[START]

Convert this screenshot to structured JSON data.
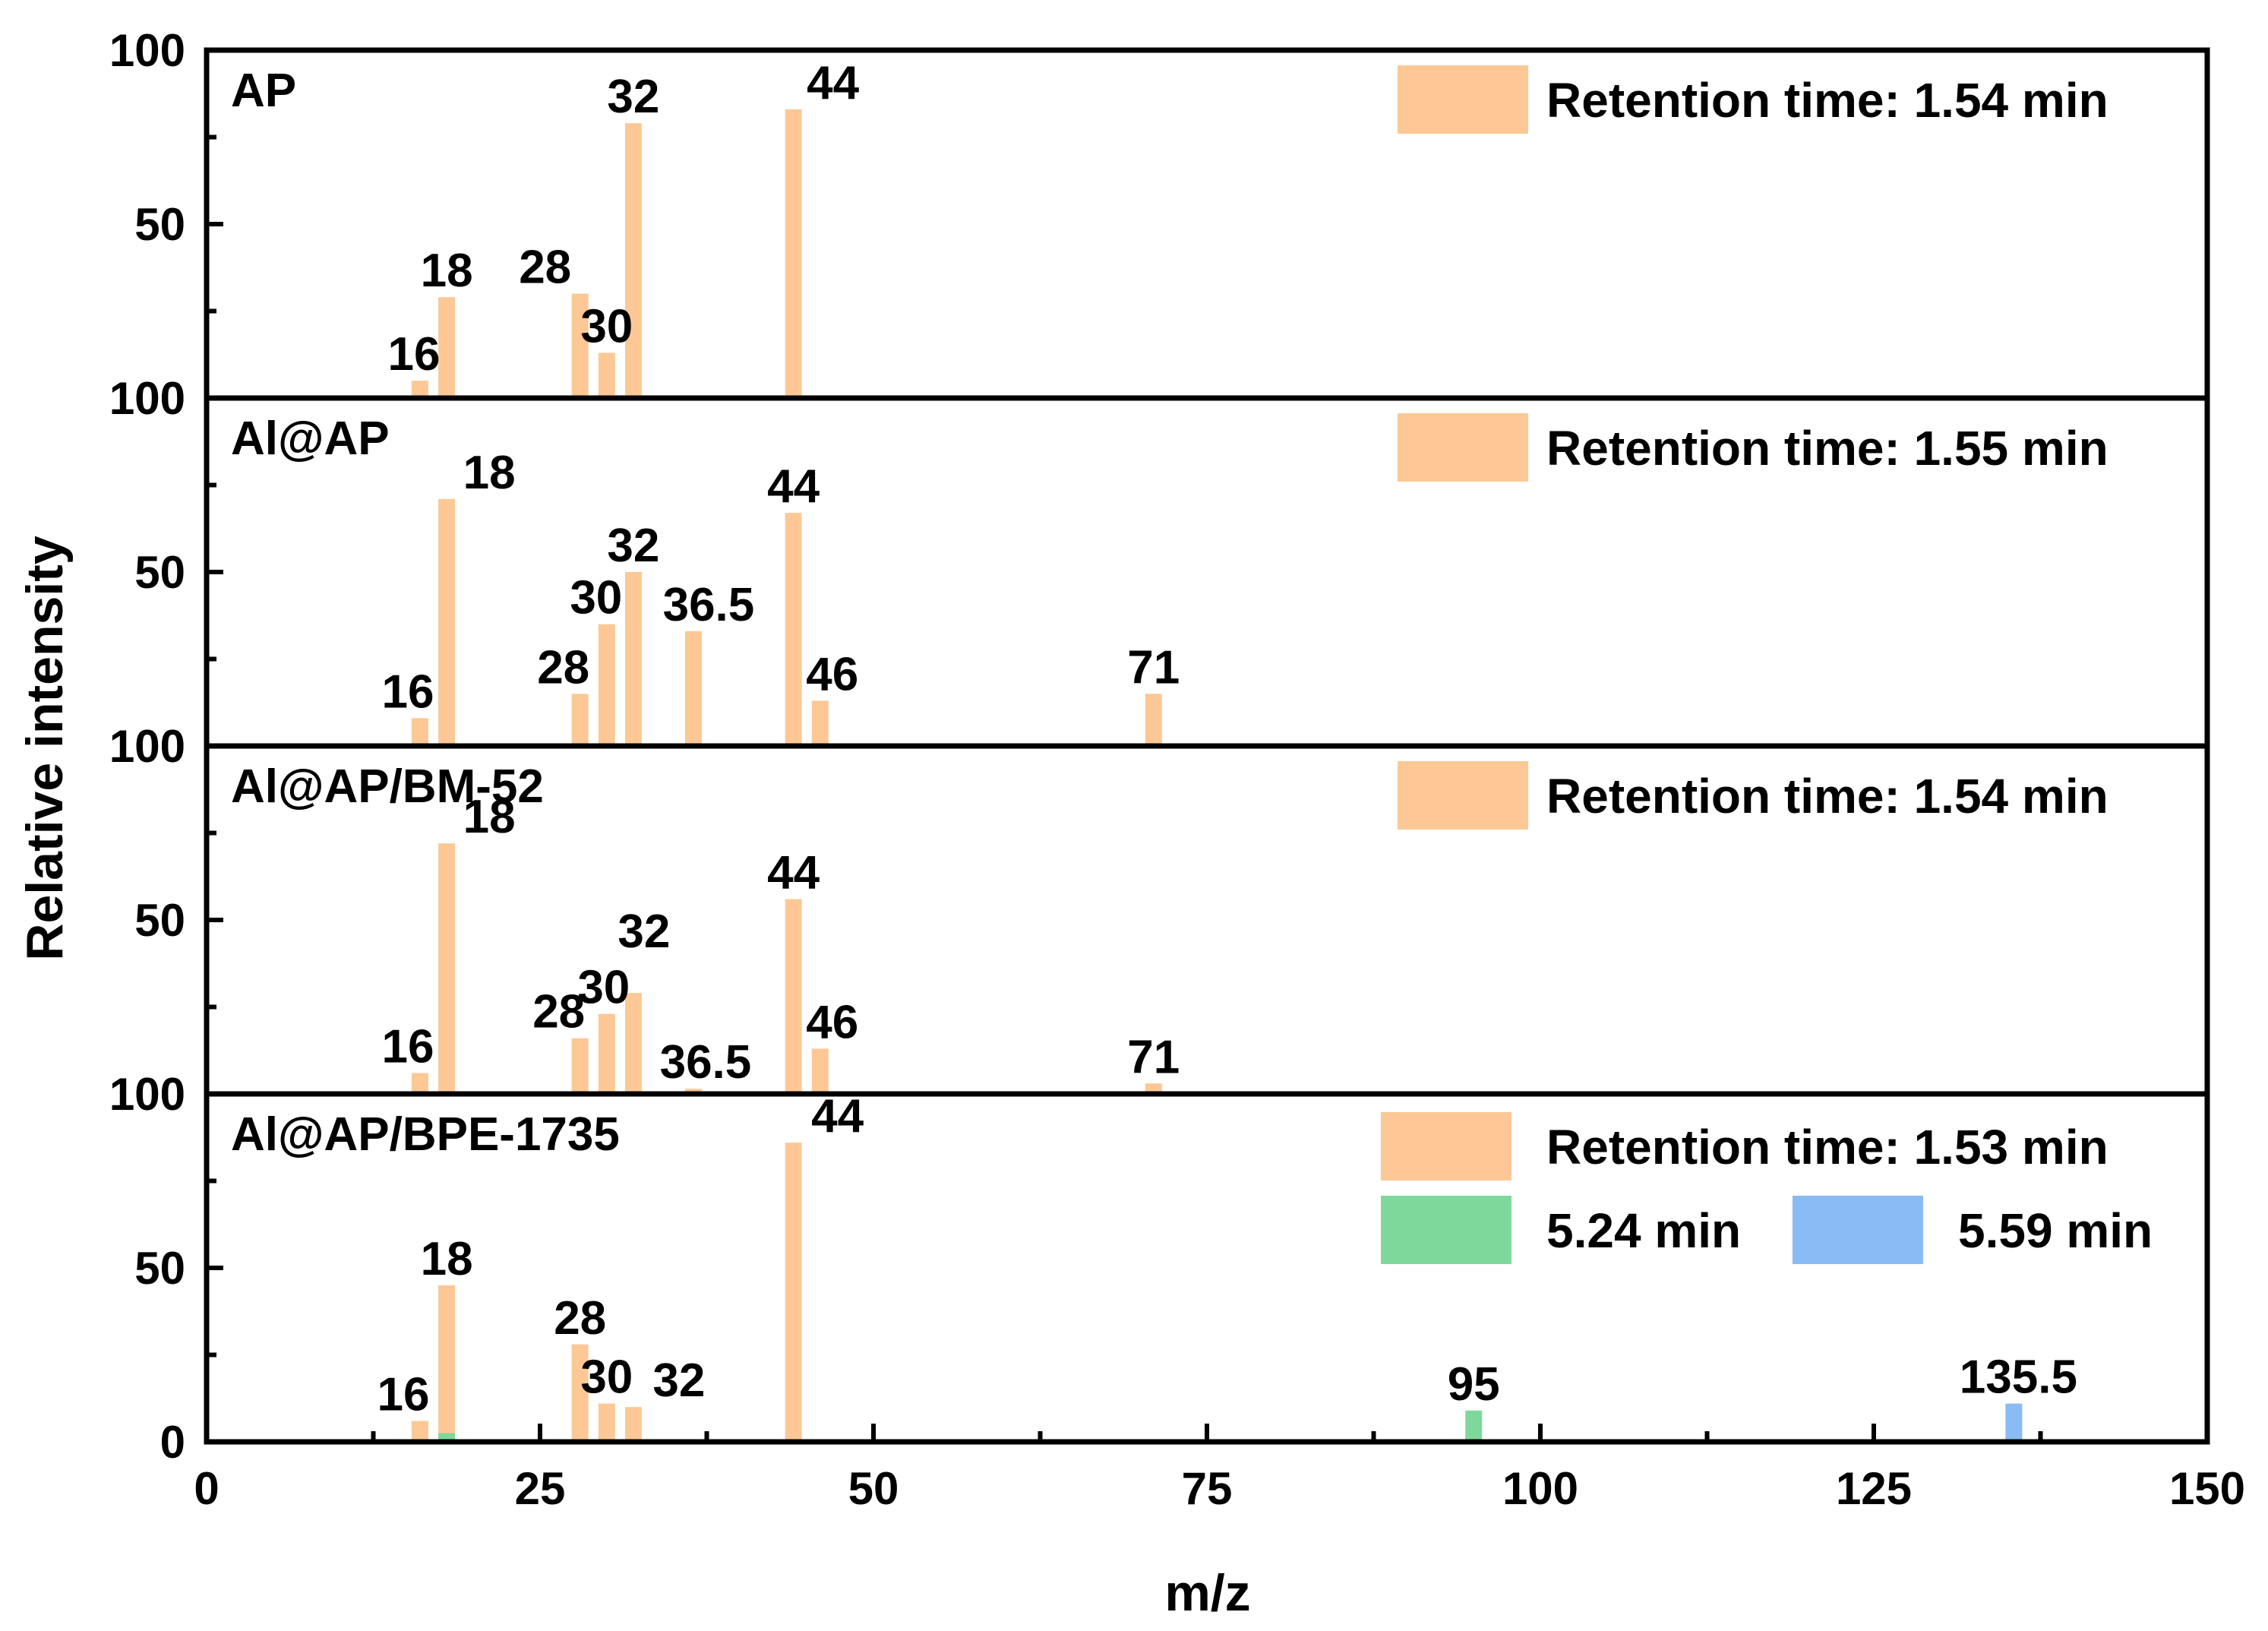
{
  "colors": {
    "orange": "#FDC895",
    "green": "#7FD89B",
    "blue": "#8ABBF4",
    "axis": "#000000"
  },
  "chart_data": {
    "type": "bar",
    "xlabel": "m/z",
    "ylabel": "Relative intensity",
    "xlim": [
      0,
      150
    ],
    "x_ticks": [
      "0",
      "25",
      "50",
      "75",
      "100",
      "125",
      "150"
    ],
    "y_ticks": [
      "0",
      "50",
      "100"
    ],
    "ylim": [
      0,
      100
    ],
    "panels": [
      {
        "title": "AP",
        "legend": [
          {
            "label": "Retention time: 1.54 min",
            "color": "orange"
          }
        ],
        "series": [
          {
            "name": "1.54 min",
            "color": "orange",
            "x": [
              16,
              18,
              28,
              30,
              32,
              44
            ],
            "y": [
              5,
              29,
              30,
              13,
              79,
              83
            ],
            "labels": [
              "16",
              "18",
              "28",
              "30",
              "32",
              "44"
            ]
          }
        ]
      },
      {
        "title": "Al@AP",
        "legend": [
          {
            "label": "Retention time: 1.55 min",
            "color": "orange"
          }
        ],
        "series": [
          {
            "name": "1.55 min",
            "color": "orange",
            "x": [
              16,
              18,
              28,
              30,
              32,
              36.5,
              44,
              46,
              71
            ],
            "y": [
              8,
              71,
              15,
              35,
              50,
              33,
              67,
              13,
              15
            ],
            "labels": [
              "16",
              "18",
              "28",
              "30",
              "32",
              "36.5",
              "44",
              "46",
              "71"
            ]
          }
        ]
      },
      {
        "title": "Al@AP/BM-52",
        "legend": [
          {
            "label": "Retention time: 1.54 min",
            "color": "orange"
          }
        ],
        "series": [
          {
            "name": "1.54 min",
            "color": "orange",
            "x": [
              16,
              18,
              28,
              30,
              32,
              36.5,
              44,
              46,
              71
            ],
            "y": [
              6,
              72,
              16,
              23,
              29,
              1.5,
              56,
              13,
              3
            ],
            "labels": [
              "16",
              "18",
              "28",
              "30",
              "32",
              "36.5",
              "44",
              "46",
              "71"
            ]
          }
        ]
      },
      {
        "title": "Al@AP/BPE-1735",
        "legend": [
          {
            "label": "Retention time: 1.53 min",
            "color": "orange"
          },
          {
            "label": "5.24 min",
            "color": "green"
          },
          {
            "label": "5.59 min",
            "color": "blue"
          }
        ],
        "series": [
          {
            "name": "1.53 min",
            "color": "orange",
            "x": [
              16,
              18,
              28,
              30,
              32,
              44
            ],
            "y": [
              6,
              45,
              28,
              11,
              10,
              86
            ],
            "labels": [
              "16",
              "18",
              "28",
              "30",
              "32",
              "44"
            ]
          },
          {
            "name": "5.24 min",
            "color": "green",
            "x": [
              18,
              95
            ],
            "y": [
              2.5,
              9
            ],
            "labels": [
              "",
              "95"
            ]
          },
          {
            "name": "5.59 min",
            "color": "blue",
            "x": [
              135.5
            ],
            "y": [
              11
            ],
            "labels": [
              "135.5"
            ]
          }
        ]
      }
    ]
  }
}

[END]

Search the data for "name". Copy every line that has it.

Reply to the exercise:
            "name": "1.54 min",
            "name": "1.55 min",
            "name": "1.54 min",
            "name": "1.53 min",
            "name": "5.24 min",
            "name": "5.59 min",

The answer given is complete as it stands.